:: THE DATA ::
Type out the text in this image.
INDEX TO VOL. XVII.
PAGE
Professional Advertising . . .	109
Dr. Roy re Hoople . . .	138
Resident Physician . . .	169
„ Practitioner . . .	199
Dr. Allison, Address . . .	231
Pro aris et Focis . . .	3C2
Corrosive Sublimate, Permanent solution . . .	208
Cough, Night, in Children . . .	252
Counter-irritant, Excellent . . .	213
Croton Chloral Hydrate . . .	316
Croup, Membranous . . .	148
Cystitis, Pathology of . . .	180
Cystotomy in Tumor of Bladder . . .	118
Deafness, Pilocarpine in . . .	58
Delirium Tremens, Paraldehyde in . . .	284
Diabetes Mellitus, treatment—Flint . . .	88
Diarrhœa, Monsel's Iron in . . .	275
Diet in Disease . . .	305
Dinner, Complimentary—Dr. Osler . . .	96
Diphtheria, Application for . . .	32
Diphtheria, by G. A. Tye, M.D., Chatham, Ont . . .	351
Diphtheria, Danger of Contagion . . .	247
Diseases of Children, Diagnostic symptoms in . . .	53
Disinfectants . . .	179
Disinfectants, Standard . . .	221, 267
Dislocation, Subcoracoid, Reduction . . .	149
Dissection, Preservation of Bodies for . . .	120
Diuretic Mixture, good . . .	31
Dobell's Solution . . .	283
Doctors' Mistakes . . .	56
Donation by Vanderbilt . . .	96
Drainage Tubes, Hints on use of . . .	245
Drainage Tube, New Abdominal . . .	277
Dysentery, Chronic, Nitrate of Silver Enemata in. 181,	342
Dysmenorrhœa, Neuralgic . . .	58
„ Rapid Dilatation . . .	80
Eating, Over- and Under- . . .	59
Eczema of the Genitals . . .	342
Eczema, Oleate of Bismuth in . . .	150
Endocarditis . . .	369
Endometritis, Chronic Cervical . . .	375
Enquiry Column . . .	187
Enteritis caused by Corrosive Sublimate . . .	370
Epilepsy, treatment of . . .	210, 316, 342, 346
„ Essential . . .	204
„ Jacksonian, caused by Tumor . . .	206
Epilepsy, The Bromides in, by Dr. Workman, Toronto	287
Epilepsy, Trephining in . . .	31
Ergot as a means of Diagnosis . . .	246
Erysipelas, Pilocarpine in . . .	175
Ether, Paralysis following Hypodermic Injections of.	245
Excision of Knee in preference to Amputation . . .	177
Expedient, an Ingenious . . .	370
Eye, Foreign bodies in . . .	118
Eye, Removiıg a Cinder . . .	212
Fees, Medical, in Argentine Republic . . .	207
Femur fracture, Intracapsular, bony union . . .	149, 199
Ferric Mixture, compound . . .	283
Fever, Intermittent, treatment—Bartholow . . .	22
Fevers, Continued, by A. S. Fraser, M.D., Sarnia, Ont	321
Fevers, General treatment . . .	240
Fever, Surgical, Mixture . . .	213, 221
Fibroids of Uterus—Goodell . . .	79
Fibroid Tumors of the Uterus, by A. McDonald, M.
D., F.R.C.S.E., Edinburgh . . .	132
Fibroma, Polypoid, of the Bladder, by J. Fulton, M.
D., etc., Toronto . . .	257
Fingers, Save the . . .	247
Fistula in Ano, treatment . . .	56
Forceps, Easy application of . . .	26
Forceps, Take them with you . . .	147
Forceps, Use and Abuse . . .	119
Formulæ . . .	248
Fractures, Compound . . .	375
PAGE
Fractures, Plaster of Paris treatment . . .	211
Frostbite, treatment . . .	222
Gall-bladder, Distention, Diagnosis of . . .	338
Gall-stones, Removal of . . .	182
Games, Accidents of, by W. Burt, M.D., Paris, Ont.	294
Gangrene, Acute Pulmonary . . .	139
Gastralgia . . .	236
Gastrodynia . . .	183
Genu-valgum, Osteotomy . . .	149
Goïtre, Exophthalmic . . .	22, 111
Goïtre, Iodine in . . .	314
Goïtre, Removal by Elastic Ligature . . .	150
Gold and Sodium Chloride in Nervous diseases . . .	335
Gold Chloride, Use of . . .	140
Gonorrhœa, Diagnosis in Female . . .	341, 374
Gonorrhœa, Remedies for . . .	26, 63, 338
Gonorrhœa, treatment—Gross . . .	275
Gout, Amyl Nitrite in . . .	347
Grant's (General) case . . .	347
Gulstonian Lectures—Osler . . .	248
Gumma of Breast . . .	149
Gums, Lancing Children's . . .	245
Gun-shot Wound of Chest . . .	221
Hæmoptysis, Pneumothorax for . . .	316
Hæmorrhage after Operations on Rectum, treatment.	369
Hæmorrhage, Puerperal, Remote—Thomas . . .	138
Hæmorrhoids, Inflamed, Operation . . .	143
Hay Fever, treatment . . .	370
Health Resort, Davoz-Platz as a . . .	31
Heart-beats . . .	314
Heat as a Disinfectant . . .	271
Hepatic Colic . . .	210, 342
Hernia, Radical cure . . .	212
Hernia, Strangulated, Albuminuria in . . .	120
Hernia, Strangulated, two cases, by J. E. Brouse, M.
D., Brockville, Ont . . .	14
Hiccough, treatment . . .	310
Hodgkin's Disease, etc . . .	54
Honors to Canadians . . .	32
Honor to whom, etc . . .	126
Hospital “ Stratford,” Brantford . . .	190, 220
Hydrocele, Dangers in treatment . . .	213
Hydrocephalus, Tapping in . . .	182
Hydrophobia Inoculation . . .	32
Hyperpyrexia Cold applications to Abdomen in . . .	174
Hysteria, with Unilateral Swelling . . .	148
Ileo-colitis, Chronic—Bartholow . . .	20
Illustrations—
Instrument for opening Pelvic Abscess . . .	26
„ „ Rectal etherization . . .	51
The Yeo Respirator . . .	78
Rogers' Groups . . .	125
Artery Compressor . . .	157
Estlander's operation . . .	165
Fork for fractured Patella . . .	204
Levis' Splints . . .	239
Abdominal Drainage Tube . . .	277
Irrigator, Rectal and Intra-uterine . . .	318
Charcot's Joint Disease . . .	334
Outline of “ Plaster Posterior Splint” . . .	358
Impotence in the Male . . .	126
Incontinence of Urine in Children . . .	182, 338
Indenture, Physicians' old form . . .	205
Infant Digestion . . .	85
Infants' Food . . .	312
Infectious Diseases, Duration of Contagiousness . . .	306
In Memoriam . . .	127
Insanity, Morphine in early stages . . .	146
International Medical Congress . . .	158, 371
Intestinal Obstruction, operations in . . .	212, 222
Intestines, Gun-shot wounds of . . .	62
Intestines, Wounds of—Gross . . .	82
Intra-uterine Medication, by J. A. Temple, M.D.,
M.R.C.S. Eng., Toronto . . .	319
:::
◆ **THE TASK**
The full listing has to be duplicated exactly.

◆ **EXERCISE SOLUTION**
Type out the text in this image.
INDEX TO VOL. XVII.
PAGE
Professional Advertising . . .	109
Dr. Roy re Hoople . . .	138
Resident Physician . . .	169
„ Practitioner . . .	199
Dr. Allison, Address . . .	231
Pro aris et Focis . . .	3C2
Corrosive Sublimate, Permanent solution . . .	208
Cough, Night, in Children . . .	252
Counter-irritant, Excellent . . .	213
Croton Chloral Hydrate . . .	316
Croup, Membranous . . .	148
Cystitis, Pathology of . . .	180
Cystotomy in Tumor of Bladder . . .	118
Deafness, Pilocarpine in . . .	58
Delirium Tremens, Paraldehyde in . . .	284
Diabetes Mellitus, treatment—Flint . . .	88
Diarrhœa, Monsel's Iron in . . .	275
Diet in Disease . . .	305
Dinner, Complimentary—Dr. Osler . . .	96
Diphtheria, Application for . . .	32
Diphtheria, by G. A. Tye, M.D., Chatham, Ont . . .	351
Diphtheria, Danger of Contagion . . .	247
Diseases of Children, Diagnostic symptoms in . . .	53
Disinfectants . . .	179
Disinfectants, Standard . . .	221, 267
Dislocation, Subcoracoid, Reduction . . .	149
Dissection, Preservation of Bodies for . . .	120
Diuretic Mixture, good . . .	31
Dobell's Solution . . .	283
Doctors' Mistakes . . .	56
Donation by Vanderbilt . . .	96
Drainage Tubes, Hints on use of . . .	245
Drainage Tube, New Abdominal . . .	277
Dysentery, Chronic, Nitrate of Silver Enemata in. 181,	342
Dysmenorrhœa, Neuralgic . . .	58
„ Rapid Dilatation . . .	80
Eating, Over- and Under- . . .	59
Eczema of the Genitals . . .	342
Eczema, Oleate of Bismuth in . . .	150
Endocarditis . . .	369
Endometritis, Chronic Cervical . . .	375
Enquiry Column . . .	187
Enteritis caused by Corrosive Sublimate . . .	370
Epilepsy, treatment of . . .	210, 316, 342, 346
„ Essential . . .	204
„ Jacksonian, caused by Tumor . . .	206
Epilepsy, The Bromides in, by Dr. Workman, Toronto	287
Epilepsy, Trephining in . . .	31
Ergot as a means of Diagnosis . . .	246
Erysipelas, Pilocarpine in . . .	175
Ether, Paralysis following Hypodermic Injections of.	245
Excision of Knee in preference to Amputation . . .	177
Expedient, an Ingenious . . .	370
Eye, Foreign bodies in . . .	118
Eye, Removiıg a Cinder . . .	212
Fees, Medical, in Argentine Republic . . .	207
Femur fracture, Intracapsular, bony union . . .	149, 199
Ferric Mixture, compound . . .	283
Fever, Intermittent, treatment—Bartholow . . .	22
Fevers, Continued, by A. S. Fraser, M.D., Sarnia, Ont	321
Fevers, General treatment . . .	240
Fever, Surgical, Mixture . . .	213, 221
Fibroids of Uterus—Goodell . . .	79
Fibroid Tumors of the Uterus, by A. McDonald, M.
D., F.R.C.S.E., Edinburgh . . .	132
Fibroma, Polypoid, of the Bladder, by J. Fulton, M.
D., etc., Toronto . . .	257
Fingers, Save the . . .	247
Fistula in Ano, treatment . . .	56
Forceps, Easy application of . . .	26
Forceps, Take them with you . . .	147
Forceps, Use and Abuse . . .	119
Formulæ . . .	248
Fractures, Compound . . .	375
PAGE
Fractures, Plaster of Paris treatment . . .	211
Frostbite, treatment . . .	222
Gall-bladder, Distention, Diagnosis of . . .	338
Gall-stones, Removal of . . .	182
Games, Accidents of, by W. Burt, M.D., Paris, Ont.	294
Gangrene, Acute Pulmonary . . .	139
Gastralgia . . .	236
Gastrodynia . . .	183
Genu-valgum, Osteotomy . . .	149
Goïtre, Exophthalmic . . .	22, 111
Goïtre, Iodine in . . .	314
Goïtre, Removal by Elastic Ligature . . .	150
Gold and Sodium Chloride in Nervous diseases . . .	335
Gold Chloride, Use of . . .	140
Gonorrhœa, Diagnosis in Female . . .	341, 374
Gonorrhœa, Remedies for . . .	26, 63, 338
Gonorrhœa, treatment—Gross . . .	275
Gout, Amyl Nitrite in . . .	347
Grant's (General) case . . .	347
Gulstonian Lectures—Osler . . .	248
Gumma of Breast . . .	149
Gums, Lancing Children's . . .	245
Gun-shot Wound of Chest . . .	221
Hæmoptysis, Pneumothorax for . . .	316
Hæmorrhage after Operations on Rectum, treatment.	369
Hæmorrhage, Puerperal, Remote—Thomas . . .	138
Hæmorrhoids, Inflamed, Operation . . .	143
Hay Fever, treatment . . .	370
Health Resort, Davoz-Platz as a . . .	31
Heart-beats . . .	314
Heat as a Disinfectant . . .	271
Hepatic Colic . . .	210, 342
Hernia, Radical cure . . .	212
Hernia, Strangulated, Albuminuria in . . .	120
Hernia, Strangulated, two cases, by J. E. Brouse, M.
D., Brockville, Ont . . .	14
Hiccough, treatment . . .	310
Hodgkin's Disease, etc . . .	54
Honors to Canadians . . .	32
Honor to whom, etc . . .	126
Hospital “ Stratford,” Brantford . . .	190, 220
Hydrocele, Dangers in treatment . . .	213
Hydrocephalus, Tapping in . . .	182
Hydrophobia Inoculation . . .	32
Hyperpyrexia Cold applications to Abdomen in . . .	174
Hysteria, with Unilateral Swelling . . .	148
Ileo-colitis, Chronic—Bartholow . . .	20
Illustrations—
Instrument for opening Pelvic Abscess . . .	26
„ „ Rectal etherization . . .	51
The Yeo Respirator . . .	78
Rogers' Groups . . .	125
Artery Compressor . . .	157
Estlander's operation . . .	165
Fork for fractured Patella . . .	204
Levis' Splints . . .	239
Abdominal Drainage Tube . . .	277
Irrigator, Rectal and Intra-uterine . . .	318
Charcot's Joint Disease . . .	334
Outline of “ Plaster Posterior Splint” . . .	358
Impotence in the Male . . .	126
Incontinence of Urine in Children . . .	182, 338
Indenture, Physicians' old form . . .	205
Infant Digestion . . .	85
Infants' Food . . .	312
Infectious Diseases, Duration of Contagiousness . . .	306
In Memoriam . . .	127
Insanity, Morphine in early stages . . .	146
International Medical Congress . . .	158, 371
Intestinal Obstruction, operations in . . .	212, 222
Intestines, Gun-shot wounds of . . .	62
Intestines, Wounds of—Gross . . .	82
Intra-uterine Medication, by J. A. Temple, M.D.,
M.R.C.S. Eng., Toronto . . .	319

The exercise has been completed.